Read through the records below and copy each line that uses the word "patienter".

** START OF Data to process **

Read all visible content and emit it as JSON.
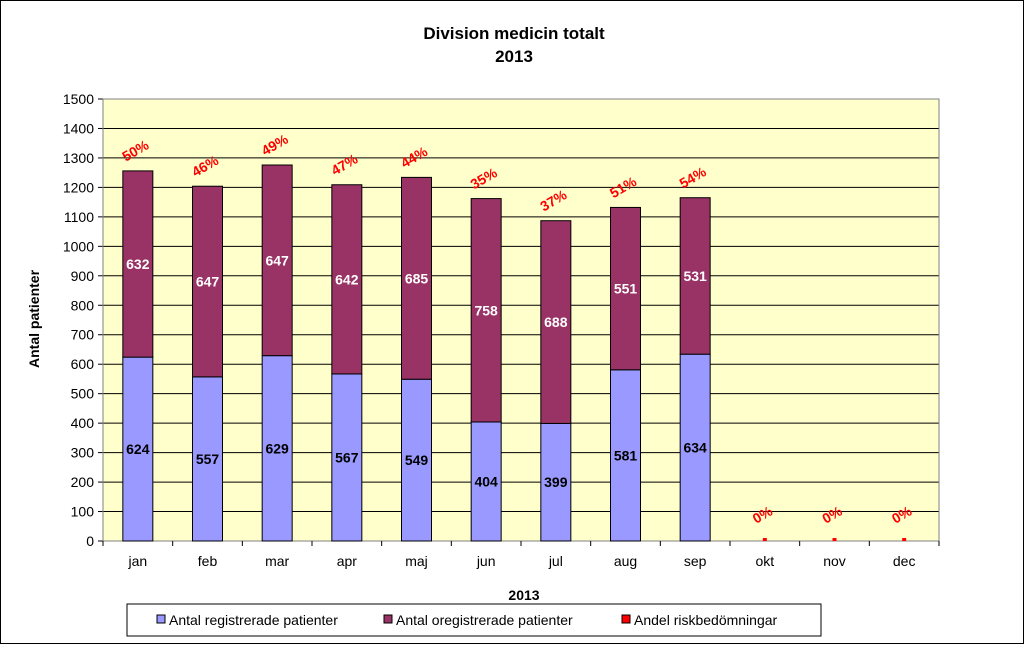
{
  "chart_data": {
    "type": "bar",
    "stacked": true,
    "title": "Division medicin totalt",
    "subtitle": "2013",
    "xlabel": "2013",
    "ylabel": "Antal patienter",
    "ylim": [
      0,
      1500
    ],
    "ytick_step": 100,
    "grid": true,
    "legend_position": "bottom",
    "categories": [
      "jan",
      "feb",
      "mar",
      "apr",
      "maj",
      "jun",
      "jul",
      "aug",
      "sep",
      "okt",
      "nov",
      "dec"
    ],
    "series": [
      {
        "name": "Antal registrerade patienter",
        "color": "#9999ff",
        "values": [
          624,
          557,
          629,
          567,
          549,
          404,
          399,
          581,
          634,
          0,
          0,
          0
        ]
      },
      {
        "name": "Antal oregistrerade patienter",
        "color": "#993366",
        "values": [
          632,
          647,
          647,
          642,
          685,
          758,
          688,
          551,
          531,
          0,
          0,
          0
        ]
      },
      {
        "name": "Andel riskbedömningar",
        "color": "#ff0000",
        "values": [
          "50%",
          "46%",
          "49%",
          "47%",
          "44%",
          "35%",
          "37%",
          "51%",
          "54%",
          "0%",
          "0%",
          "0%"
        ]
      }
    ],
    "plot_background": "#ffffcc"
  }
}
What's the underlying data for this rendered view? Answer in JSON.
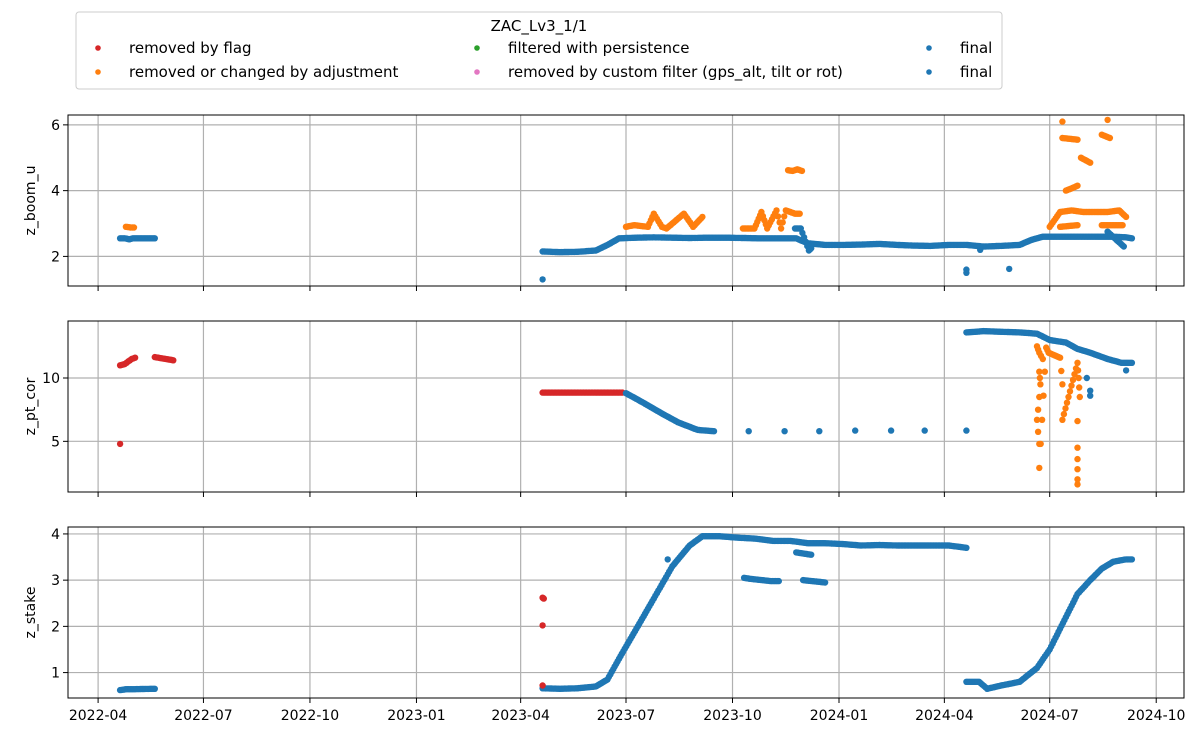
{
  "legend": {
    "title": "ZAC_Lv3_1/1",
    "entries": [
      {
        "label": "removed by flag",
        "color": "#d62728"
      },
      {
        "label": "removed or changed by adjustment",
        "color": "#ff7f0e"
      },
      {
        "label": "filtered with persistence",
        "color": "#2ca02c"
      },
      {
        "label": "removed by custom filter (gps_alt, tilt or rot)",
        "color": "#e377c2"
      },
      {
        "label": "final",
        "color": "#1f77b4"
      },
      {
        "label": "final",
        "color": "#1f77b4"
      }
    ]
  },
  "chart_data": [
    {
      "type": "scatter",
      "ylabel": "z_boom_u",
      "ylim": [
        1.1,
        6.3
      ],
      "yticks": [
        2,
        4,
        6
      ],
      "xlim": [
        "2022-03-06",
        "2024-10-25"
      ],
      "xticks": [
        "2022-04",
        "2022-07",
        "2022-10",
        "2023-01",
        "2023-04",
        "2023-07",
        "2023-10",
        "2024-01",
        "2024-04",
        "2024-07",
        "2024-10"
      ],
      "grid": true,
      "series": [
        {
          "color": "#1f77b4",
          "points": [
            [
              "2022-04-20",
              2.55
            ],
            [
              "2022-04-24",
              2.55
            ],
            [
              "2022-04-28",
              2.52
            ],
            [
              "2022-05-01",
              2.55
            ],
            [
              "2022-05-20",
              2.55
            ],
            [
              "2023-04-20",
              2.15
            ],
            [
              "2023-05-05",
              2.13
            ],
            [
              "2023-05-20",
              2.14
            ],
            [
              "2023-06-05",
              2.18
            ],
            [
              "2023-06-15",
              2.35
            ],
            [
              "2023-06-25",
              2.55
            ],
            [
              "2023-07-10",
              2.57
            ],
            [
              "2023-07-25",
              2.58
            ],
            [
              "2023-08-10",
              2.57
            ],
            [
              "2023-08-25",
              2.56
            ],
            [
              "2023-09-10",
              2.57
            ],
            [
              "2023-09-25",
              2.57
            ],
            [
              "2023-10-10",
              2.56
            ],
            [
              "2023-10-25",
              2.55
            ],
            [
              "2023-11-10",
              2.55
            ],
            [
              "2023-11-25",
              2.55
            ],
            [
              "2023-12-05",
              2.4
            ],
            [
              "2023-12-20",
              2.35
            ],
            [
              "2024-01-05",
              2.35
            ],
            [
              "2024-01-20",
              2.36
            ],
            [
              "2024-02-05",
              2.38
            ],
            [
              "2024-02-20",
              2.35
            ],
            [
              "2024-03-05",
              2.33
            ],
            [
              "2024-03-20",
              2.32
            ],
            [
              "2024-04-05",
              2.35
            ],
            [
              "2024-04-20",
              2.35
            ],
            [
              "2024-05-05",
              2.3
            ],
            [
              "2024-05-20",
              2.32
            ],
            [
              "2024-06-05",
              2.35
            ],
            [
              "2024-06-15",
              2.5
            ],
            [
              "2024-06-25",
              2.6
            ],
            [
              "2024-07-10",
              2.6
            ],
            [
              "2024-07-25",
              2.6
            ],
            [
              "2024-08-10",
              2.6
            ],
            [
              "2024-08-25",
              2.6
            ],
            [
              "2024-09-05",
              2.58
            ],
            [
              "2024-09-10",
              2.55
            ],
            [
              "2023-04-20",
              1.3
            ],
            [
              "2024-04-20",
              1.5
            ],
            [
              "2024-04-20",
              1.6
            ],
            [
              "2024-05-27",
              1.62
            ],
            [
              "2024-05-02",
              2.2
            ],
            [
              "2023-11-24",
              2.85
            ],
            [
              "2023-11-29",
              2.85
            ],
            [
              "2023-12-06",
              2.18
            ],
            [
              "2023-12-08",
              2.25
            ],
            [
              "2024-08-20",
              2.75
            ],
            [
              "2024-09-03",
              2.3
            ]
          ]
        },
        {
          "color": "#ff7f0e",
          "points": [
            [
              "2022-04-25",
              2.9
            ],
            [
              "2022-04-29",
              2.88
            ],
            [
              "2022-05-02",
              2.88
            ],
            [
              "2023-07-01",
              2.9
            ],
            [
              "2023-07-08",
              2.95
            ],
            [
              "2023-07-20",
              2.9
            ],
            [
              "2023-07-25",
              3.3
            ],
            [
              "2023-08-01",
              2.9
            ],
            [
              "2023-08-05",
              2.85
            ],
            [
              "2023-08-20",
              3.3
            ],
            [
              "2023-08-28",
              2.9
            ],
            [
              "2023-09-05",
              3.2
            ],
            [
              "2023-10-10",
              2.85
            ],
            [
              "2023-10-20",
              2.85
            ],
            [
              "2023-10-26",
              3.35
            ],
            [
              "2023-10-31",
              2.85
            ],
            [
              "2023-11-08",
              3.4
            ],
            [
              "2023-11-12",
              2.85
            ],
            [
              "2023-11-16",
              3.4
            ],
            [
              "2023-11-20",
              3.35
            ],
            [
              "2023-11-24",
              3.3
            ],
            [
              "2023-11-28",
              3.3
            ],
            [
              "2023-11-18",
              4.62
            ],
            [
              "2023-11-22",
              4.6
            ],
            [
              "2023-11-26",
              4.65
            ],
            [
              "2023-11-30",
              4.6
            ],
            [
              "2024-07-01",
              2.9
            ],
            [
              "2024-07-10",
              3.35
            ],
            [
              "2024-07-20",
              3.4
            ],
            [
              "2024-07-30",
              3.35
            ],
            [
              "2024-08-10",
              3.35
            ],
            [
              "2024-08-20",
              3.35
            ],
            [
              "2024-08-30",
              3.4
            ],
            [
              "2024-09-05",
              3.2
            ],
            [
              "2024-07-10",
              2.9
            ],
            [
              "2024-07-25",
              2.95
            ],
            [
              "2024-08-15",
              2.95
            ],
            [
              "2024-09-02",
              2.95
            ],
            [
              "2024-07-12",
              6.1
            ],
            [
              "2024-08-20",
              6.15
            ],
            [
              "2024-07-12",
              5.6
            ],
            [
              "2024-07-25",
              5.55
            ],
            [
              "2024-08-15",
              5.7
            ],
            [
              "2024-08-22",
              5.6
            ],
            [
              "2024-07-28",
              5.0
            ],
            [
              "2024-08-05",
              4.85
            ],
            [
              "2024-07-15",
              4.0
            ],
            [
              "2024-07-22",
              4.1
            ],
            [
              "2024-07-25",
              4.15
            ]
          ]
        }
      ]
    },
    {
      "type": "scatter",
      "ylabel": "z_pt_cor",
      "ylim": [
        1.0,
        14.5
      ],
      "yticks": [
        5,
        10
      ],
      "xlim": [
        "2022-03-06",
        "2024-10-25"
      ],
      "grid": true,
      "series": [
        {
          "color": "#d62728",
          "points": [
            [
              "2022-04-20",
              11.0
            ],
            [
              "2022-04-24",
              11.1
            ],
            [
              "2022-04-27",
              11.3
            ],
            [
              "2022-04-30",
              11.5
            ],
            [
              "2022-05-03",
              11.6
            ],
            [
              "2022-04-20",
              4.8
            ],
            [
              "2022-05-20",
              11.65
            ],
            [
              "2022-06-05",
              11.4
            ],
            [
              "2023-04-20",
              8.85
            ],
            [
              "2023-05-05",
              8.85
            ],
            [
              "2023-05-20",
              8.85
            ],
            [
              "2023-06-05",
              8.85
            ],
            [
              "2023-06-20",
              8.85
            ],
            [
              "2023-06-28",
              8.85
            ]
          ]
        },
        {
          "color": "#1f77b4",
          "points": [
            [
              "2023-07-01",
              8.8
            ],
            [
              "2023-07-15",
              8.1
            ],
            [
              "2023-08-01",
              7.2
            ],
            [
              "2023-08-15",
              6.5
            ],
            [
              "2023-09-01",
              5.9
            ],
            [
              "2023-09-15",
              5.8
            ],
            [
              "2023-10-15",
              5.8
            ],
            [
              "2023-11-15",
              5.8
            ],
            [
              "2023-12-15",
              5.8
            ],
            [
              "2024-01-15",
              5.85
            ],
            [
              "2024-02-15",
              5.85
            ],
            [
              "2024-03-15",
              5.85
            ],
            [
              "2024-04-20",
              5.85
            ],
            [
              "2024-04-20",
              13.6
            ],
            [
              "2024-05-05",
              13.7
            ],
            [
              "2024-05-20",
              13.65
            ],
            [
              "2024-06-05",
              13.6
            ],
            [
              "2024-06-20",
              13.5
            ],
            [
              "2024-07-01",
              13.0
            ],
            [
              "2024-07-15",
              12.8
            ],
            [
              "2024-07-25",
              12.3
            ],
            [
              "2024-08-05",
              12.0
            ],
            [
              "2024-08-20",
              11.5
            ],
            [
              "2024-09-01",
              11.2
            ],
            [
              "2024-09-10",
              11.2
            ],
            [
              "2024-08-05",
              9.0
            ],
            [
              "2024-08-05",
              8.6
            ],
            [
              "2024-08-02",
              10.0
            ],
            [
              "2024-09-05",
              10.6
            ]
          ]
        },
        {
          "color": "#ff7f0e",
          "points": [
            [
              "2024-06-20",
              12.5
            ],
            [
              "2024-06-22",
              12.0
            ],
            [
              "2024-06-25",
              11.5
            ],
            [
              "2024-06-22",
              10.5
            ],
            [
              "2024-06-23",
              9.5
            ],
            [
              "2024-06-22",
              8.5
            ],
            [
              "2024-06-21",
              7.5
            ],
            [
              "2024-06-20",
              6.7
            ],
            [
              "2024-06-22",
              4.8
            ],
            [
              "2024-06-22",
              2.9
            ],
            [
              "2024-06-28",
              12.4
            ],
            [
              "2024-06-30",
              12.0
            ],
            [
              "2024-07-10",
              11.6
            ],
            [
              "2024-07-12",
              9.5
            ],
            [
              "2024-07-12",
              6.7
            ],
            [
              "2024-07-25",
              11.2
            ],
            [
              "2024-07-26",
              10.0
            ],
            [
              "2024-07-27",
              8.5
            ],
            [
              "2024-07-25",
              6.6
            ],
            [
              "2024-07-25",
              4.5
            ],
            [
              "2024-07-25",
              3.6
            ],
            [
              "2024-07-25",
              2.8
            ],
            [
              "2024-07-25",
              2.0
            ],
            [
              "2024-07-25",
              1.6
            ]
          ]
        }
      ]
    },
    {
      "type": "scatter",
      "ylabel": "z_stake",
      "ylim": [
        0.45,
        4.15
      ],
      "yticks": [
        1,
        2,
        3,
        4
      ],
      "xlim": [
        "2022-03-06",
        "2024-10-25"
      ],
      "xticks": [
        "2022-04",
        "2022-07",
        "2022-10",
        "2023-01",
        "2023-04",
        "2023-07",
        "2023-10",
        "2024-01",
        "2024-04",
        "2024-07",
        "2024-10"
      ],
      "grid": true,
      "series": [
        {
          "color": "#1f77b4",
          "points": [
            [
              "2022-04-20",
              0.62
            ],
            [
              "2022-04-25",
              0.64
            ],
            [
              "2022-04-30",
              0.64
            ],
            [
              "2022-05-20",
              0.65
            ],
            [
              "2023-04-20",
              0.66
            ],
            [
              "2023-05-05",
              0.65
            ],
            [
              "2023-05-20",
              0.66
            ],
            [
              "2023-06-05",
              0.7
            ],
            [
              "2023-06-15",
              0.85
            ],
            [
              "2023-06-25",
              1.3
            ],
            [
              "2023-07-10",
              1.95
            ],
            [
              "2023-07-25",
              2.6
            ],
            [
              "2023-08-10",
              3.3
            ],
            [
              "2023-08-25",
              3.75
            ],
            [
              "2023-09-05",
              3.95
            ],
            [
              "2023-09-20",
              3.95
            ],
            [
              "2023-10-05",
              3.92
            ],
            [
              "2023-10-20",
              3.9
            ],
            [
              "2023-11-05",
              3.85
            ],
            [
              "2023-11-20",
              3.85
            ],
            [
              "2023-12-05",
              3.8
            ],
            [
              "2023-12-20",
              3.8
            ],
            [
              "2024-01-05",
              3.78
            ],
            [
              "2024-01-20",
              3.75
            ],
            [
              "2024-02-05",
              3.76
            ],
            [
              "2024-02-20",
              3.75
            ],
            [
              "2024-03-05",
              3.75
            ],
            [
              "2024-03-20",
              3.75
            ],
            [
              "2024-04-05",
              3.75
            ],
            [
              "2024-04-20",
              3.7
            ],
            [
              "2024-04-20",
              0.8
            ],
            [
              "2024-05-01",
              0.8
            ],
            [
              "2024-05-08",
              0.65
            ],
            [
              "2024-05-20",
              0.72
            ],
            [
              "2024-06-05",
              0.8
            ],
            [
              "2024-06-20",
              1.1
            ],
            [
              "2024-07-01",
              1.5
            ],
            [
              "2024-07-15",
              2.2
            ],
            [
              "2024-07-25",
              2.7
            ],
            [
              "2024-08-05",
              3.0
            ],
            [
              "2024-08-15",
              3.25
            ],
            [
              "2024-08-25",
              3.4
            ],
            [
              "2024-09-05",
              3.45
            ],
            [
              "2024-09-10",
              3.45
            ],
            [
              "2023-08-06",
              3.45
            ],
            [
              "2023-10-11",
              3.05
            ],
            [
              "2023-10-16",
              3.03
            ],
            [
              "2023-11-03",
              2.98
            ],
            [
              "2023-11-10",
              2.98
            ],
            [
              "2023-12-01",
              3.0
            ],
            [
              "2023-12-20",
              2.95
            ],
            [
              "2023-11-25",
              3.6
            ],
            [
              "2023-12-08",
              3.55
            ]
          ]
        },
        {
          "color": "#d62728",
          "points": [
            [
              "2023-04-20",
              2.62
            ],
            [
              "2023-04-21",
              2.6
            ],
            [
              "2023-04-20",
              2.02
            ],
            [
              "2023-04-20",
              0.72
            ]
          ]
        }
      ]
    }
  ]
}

** END OF Data to process **

- [Written solution]
    "ylabel": "Antal patienter",
        "name": "Antal registrerade patienter",
        "name": "Antal oregistrerade patienter",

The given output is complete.